▶ **GOAL**
Transcribe the entries exactly; images are not part of the copy.

▶ **RECORD EXCERPTS**

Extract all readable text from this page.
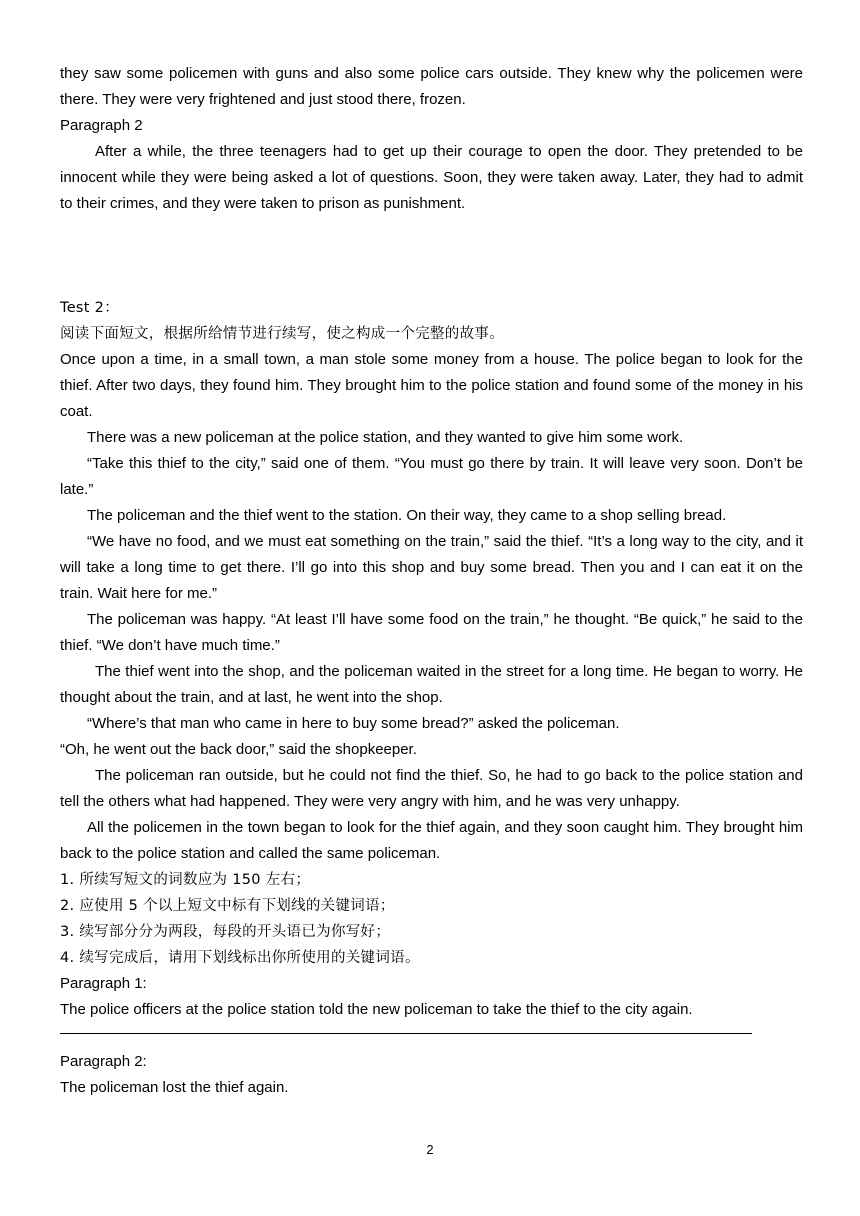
they saw some policemen with guns and also some police cars outside. They knew why the policemen were there. They were very frightened and just stood there, frozen.

Paragraph 2

After a while, the three teenagers had to get up their courage to open the door. They pretended to be innocent while they were being asked a lot of questions. Soon, they were taken away. Later, they had to admit to their crimes, and they were taken to prison as punishment.

Test 2：

阅读下面短文，根据所给情节进行续写，使之构成一个完整的故事。

Once upon a time, in a small town, a man stole some money from a house. The police began to look for the thief. After two days, they found him. They brought him to the police station and found some of the money in his coat.

There was a new policeman at the police station, and they wanted to give him some work.

“Take this thief to the city,” said one of them. “You must go there by train. It will leave very soon. Don’t be late.”

The policeman and the thief went to the station. On their way, they came to a shop selling bread.

“We have no food, and we must eat something on the train,” said the thief. “It’s a long way to the city, and it will take a long time to get there. I’ll go into this shop and buy some bread. Then you and I can eat it on the train. Wait here for me.”

The policeman was happy. “At least I’ll have some food on the train,” he thought. “Be quick,” he said to the thief. “We don’t have much time.”

The thief went into the shop, and the policeman waited in the street for a long time. He began to worry. He thought about the train, and at last, he went into the shop.

“Where’s that man who came in here to buy some bread?” asked the policeman.

“Oh, he went out the back door,” said the shopkeeper.

The policeman ran outside, but he could not find the thief. So, he had to go back to the police station and tell the others what had happened. They were very angry with him, and he was very unhappy.

All the policemen in the town began to look for the thief again, and they soon caught him. They brought him back to the police station and called the same policeman.

1. 所续写短文的词数应为 150 左右；

2. 应使用 5 个以上短文中标有下划线的关键词语；

3. 续写部分分为两段，每段的开头语已为你写好；

4. 续写完成后，请用下划线标出你所使用的关键词语。

Paragraph 1:

The police officers at the police station told the new policeman to take the thief to the city again.

Paragraph 2:

The policeman lost the thief again.

2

▶ **RESPONSE TO THE TASK**
Extract all readable text from this page.
they saw some policemen with guns and also some police cars outside. They knew why the policemen were there. They were very frightened and just stood there, frozen.

Paragraph 2

After a while, the three teenagers had to get up their courage to open the door. They pretended to be innocent while they were being asked a lot of questions. Soon, they were taken away. Later, they had to admit to their crimes, and they were taken to prison as punishment.

Test 2：

阅读下面短文，根据所给情节进行续写，使之构成一个完整的故事。

Once upon a time, in a small town, a man stole some money from a house. The police began to look for the thief. After two days, they found him. They brought him to the police station and found some of the money in his coat.

There was a new policeman at the police station, and they wanted to give him some work.

“Take this thief to the city,” said one of them. “You must go there by train. It will leave very soon. Don’t be late.”

The policeman and the thief went to the station. On their way, they came to a shop selling bread.

“We have no food, and we must eat something on the train,” said the thief. “It’s a long way to the city, and it will take a long time to get there. I’ll go into this shop and buy some bread. Then you and I can eat it on the train. Wait here for me.”

The policeman was happy. “At least I’ll have some food on the train,” he thought. “Be quick,” he said to the thief. “We don’t have much time.”

The thief went into the shop, and the policeman waited in the street for a long time. He began to worry. He thought about the train, and at last, he went into the shop.

“Where’s that man who came in here to buy some bread?” asked the policeman.

“Oh, he went out the back door,” said the shopkeeper.

The policeman ran outside, but he could not find the thief. So, he had to go back to the police station and tell the others what had happened. They were very angry with him, and he was very unhappy.

All the policemen in the town began to look for the thief again, and they soon caught him. They brought him back to the police station and called the same policeman.

1. 所续写短文的词数应为 150 左右；

2. 应使用 5 个以上短文中标有下划线的关键词语；

3. 续写部分分为两段，每段的开头语已为你写好；

4. 续写完成后，请用下划线标出你所使用的关键词语。

Paragraph 1:

The police officers at the police station told the new policeman to take the thief to the city again.

Paragraph 2:

The policeman lost the thief again.

2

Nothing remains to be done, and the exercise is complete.